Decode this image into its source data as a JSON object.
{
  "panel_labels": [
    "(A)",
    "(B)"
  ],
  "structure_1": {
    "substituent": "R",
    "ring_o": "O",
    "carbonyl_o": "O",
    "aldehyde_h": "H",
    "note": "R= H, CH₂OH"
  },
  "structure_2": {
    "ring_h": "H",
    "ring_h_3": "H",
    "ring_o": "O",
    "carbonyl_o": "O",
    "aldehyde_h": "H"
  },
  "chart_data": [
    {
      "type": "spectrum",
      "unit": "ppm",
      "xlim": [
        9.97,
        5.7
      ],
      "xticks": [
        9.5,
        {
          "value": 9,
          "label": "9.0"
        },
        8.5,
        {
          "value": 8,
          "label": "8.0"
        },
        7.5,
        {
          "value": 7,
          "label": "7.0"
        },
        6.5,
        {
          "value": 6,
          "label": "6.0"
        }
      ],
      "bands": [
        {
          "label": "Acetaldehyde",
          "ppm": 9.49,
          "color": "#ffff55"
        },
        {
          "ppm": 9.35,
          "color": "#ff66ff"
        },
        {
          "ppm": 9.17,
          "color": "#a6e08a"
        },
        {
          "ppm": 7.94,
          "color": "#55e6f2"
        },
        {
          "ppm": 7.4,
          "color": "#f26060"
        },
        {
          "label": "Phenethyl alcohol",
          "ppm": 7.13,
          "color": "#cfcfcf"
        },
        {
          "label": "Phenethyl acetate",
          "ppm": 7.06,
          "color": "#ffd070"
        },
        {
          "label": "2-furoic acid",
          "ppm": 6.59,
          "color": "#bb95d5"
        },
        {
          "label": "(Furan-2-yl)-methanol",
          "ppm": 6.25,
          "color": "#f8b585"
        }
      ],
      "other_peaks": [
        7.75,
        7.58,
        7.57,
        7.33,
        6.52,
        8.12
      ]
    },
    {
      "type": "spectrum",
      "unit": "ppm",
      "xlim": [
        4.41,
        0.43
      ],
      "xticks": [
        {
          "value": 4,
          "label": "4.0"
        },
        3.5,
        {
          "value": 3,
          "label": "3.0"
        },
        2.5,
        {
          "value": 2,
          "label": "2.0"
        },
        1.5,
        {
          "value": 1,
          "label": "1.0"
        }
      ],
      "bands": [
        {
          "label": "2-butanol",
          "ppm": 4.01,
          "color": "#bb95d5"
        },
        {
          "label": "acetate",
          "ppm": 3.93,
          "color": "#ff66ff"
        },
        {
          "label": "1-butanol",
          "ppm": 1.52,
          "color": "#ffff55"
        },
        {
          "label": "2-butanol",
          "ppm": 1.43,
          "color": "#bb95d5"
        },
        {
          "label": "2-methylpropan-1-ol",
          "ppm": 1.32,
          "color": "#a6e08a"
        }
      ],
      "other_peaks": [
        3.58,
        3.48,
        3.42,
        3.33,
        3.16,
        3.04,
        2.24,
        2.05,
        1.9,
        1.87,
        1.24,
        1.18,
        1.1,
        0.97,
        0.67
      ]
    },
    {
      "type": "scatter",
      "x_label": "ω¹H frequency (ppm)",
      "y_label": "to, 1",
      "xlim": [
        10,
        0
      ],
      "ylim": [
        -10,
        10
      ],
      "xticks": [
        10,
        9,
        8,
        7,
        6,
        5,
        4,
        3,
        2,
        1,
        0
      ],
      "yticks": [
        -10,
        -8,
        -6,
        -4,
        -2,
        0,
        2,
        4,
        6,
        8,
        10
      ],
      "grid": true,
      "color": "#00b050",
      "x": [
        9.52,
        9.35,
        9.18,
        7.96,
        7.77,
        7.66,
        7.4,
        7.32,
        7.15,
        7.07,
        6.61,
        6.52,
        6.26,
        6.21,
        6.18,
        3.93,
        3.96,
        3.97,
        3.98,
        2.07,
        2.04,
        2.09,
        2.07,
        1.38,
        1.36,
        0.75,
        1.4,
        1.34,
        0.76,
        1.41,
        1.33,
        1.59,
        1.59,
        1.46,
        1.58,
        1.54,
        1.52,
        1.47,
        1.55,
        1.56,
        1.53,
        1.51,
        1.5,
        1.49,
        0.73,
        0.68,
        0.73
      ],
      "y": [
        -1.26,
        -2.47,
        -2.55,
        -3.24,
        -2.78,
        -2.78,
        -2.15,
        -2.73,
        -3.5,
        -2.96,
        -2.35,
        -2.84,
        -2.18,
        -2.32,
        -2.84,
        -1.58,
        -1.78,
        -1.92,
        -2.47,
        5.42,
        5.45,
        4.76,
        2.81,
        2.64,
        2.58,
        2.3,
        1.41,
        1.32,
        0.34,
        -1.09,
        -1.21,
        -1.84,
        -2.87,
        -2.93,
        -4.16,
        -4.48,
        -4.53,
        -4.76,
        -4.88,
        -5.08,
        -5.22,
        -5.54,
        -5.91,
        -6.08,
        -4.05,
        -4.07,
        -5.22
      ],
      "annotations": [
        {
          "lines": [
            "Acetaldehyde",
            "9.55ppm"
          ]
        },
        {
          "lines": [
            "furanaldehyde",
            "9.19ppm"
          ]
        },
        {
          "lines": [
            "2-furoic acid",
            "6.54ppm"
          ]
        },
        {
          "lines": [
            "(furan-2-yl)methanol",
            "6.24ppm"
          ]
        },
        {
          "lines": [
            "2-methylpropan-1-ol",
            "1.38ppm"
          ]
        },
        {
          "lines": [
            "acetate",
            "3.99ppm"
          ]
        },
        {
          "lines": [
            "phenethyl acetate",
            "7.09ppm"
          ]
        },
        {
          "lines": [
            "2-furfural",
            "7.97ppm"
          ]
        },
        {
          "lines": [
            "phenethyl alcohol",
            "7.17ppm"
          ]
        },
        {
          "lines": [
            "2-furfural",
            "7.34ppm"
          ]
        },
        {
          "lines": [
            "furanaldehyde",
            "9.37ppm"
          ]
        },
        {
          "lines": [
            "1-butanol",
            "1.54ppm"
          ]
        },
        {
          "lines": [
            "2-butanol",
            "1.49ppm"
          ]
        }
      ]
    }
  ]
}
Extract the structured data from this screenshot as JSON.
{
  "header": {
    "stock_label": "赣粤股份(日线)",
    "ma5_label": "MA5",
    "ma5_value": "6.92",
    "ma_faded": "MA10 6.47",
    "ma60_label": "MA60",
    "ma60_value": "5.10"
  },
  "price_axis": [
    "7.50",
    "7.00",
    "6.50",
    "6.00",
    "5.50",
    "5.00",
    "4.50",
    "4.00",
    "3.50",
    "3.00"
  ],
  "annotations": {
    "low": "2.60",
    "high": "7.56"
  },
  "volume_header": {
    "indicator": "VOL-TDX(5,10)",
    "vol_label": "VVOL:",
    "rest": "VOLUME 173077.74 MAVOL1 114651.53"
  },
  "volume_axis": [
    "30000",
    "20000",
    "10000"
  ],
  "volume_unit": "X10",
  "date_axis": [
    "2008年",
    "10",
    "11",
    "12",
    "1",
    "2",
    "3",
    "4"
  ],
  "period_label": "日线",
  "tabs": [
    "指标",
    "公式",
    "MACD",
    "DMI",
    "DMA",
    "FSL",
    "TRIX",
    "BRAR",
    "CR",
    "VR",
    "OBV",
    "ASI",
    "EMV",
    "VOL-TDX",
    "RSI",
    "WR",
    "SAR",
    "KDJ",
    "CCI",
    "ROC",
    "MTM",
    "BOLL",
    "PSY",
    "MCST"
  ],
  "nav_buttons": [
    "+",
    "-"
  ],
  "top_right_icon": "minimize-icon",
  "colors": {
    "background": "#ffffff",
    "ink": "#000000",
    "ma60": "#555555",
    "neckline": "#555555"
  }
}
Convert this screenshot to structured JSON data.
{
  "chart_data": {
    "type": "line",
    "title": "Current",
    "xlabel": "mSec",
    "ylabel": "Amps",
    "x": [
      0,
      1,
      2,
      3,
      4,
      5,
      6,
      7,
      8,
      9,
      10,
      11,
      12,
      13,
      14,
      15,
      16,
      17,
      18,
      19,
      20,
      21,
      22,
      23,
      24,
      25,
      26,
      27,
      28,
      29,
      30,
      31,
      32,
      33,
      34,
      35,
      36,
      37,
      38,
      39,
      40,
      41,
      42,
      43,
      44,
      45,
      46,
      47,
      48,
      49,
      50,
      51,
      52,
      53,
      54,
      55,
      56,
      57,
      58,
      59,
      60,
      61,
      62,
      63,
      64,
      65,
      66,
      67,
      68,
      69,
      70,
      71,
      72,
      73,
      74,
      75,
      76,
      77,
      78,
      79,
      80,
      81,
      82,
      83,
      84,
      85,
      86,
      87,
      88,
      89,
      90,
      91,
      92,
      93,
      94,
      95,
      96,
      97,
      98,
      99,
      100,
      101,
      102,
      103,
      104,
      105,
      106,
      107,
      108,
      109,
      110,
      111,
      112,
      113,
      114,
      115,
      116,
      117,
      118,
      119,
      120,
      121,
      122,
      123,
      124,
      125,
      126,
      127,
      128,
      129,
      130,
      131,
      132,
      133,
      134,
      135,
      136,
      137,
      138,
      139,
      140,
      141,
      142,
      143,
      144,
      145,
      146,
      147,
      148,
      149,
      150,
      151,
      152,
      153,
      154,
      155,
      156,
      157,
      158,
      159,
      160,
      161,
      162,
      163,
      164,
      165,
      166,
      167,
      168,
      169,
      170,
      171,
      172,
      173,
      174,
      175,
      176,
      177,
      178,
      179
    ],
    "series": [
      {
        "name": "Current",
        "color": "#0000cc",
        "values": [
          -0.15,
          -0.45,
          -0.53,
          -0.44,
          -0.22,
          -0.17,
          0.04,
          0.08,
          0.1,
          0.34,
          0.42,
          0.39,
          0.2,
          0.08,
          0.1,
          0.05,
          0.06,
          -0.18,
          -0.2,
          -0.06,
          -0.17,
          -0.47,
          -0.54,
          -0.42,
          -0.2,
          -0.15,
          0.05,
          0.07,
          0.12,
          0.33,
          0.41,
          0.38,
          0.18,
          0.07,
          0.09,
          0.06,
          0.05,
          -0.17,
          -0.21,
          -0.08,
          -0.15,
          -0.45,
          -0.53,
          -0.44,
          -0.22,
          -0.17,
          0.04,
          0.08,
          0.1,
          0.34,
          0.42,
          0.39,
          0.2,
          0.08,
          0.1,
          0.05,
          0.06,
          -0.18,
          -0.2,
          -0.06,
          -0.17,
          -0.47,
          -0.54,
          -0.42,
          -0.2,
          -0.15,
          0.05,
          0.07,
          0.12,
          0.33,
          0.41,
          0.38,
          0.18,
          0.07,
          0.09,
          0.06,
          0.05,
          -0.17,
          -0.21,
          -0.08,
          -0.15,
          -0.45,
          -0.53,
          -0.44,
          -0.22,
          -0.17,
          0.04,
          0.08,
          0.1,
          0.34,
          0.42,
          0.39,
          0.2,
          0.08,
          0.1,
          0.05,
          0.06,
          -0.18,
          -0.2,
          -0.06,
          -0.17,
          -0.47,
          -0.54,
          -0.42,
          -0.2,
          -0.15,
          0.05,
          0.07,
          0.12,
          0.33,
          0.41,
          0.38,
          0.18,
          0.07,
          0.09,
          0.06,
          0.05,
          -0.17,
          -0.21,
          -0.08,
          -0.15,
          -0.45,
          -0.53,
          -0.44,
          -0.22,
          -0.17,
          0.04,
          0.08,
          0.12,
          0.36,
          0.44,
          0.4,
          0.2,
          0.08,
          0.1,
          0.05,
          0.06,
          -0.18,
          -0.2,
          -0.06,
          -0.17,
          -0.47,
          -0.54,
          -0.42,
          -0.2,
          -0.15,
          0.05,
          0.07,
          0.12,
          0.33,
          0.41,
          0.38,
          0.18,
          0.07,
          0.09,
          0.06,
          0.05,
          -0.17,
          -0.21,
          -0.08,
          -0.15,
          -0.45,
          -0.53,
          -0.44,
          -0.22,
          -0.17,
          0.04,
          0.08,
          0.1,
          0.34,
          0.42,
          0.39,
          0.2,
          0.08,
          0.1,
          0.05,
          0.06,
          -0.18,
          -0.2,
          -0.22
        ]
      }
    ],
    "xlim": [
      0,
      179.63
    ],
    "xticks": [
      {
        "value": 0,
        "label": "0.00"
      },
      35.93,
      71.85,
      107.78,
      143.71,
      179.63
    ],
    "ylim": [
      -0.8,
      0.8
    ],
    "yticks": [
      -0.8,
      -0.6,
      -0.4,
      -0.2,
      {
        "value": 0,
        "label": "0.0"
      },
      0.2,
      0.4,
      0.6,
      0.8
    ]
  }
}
────────
■ Aim
Track down all lines above with the string "acetate" and copy them.

■ Exercise answer
          "label": "Phenethyl acetate",
          "label": "acetate",
            "acetate",
            "phenethyl acetate",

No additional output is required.